▸ **Work required**:
Write the records below out again exactly as given, with no images.

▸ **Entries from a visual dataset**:
# # # #
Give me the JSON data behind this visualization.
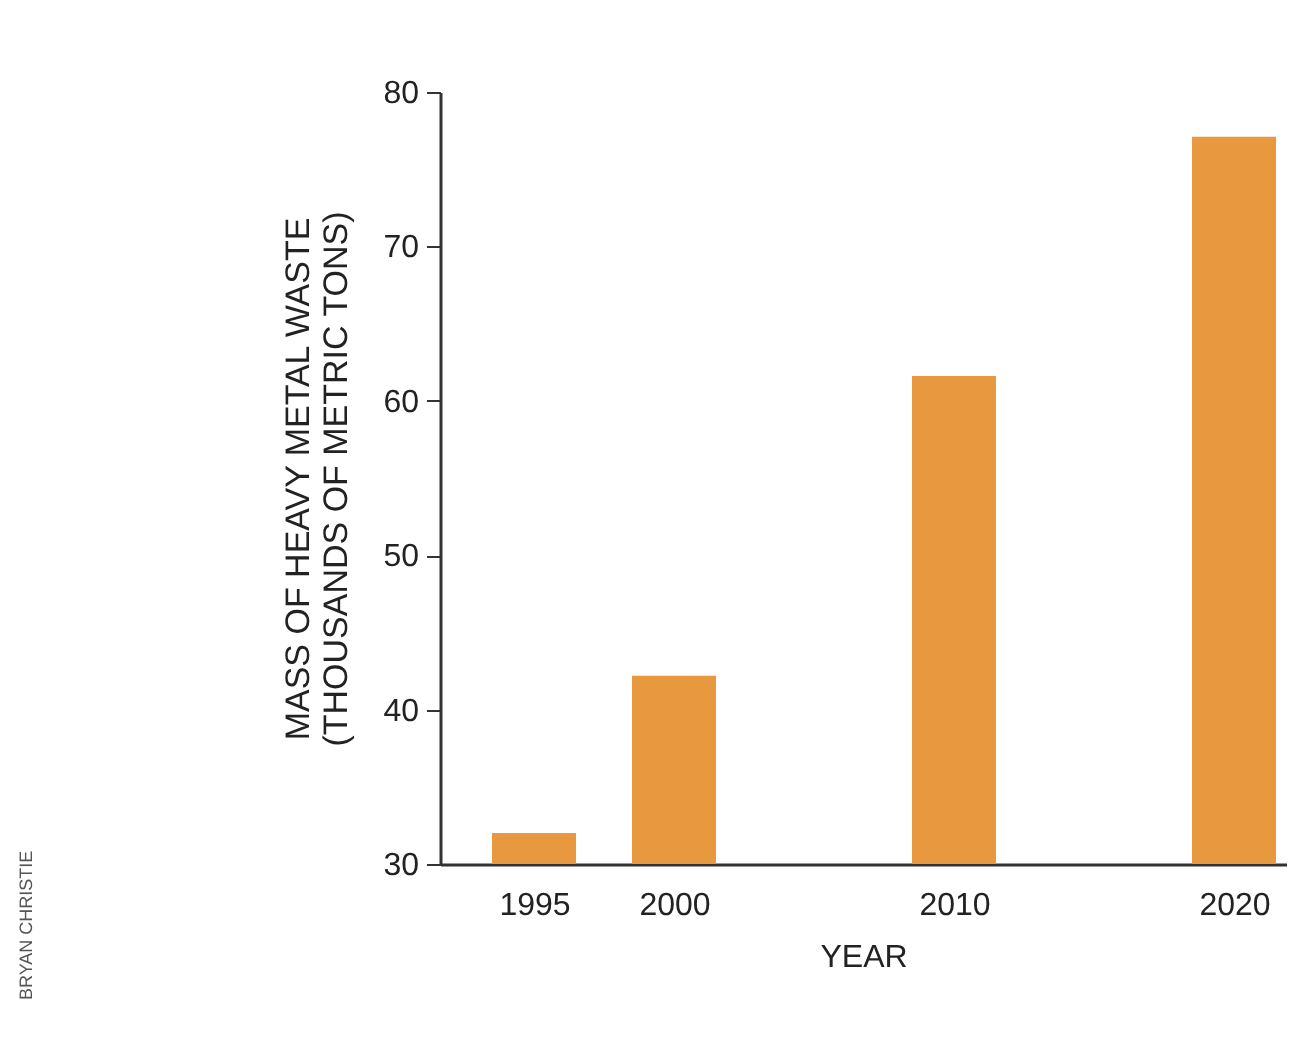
{
  "chart_data": {
    "type": "bar",
    "x": [
      1995,
      2000,
      2010,
      2020
    ],
    "values": [
      32,
      42.2,
      61.6,
      77.1
    ],
    "color": "#e8993f",
    "xlim": [
      1992,
      2021.5
    ],
    "xticks": [
      1995,
      2000,
      2010,
      2020
    ],
    "ylim": [
      30,
      80
    ],
    "yticks": [
      30,
      40,
      50,
      60,
      70,
      80
    ],
    "xlabel": "YEAR",
    "ylabel": "MASS OF HEAVY METAL WASTE\n(THOUSANDS OF METRIC TONS)",
    "annotations": [
      "BRYAN CHRISTIE"
    ],
    "grid": false
  }
}
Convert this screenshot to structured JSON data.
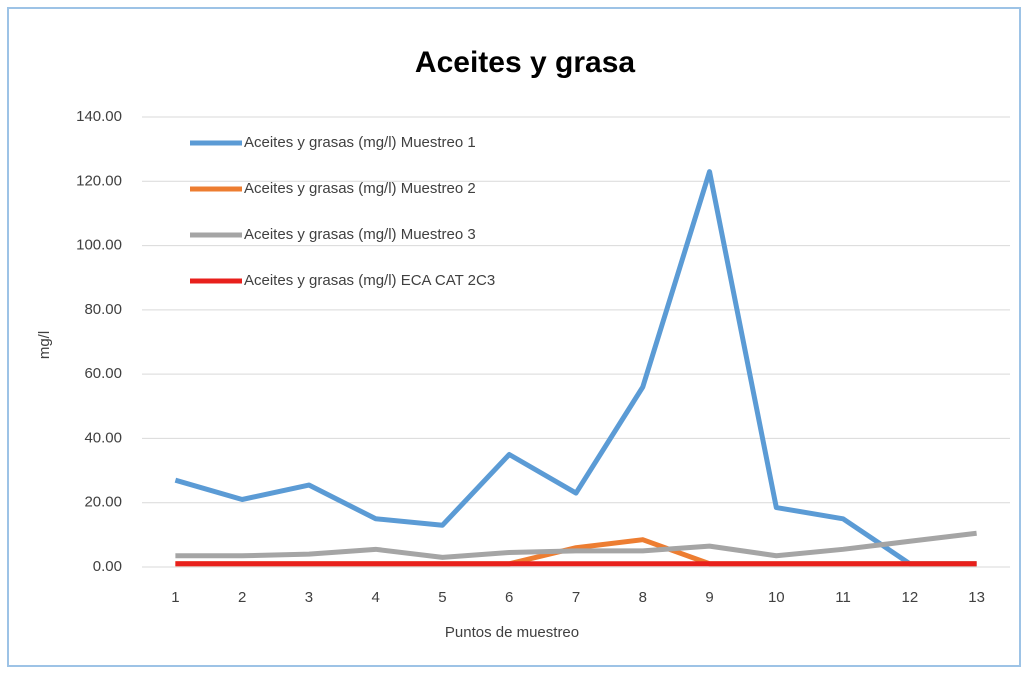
# # # #
▸ **Result below**:
Give me the JSON data behind this visualization.
{
  "chart_data": {
    "type": "bar",
    "x": [
      1995,
      2000,
      2010,
      2020
    ],
    "values": [
      32,
      42.2,
      61.6,
      77.1
    ],
    "color": "#e8993f",
    "xlim": [
      1992,
      2021.5
    ],
    "xticks": [
      1995,
      2000,
      2010,
      2020
    ],
    "ylim": [
      30,
      80
    ],
    "yticks": [
      30,
      40,
      50,
      60,
      70,
      80
    ],
    "xlabel": "YEAR",
    "ylabel": "MASS OF HEAVY METAL WASTE\n(THOUSANDS OF METRIC TONS)",
    "annotations": [
      "BRYAN CHRISTIE"
    ],
    "grid": false
  }
}
Convert this screenshot to structured JSON data.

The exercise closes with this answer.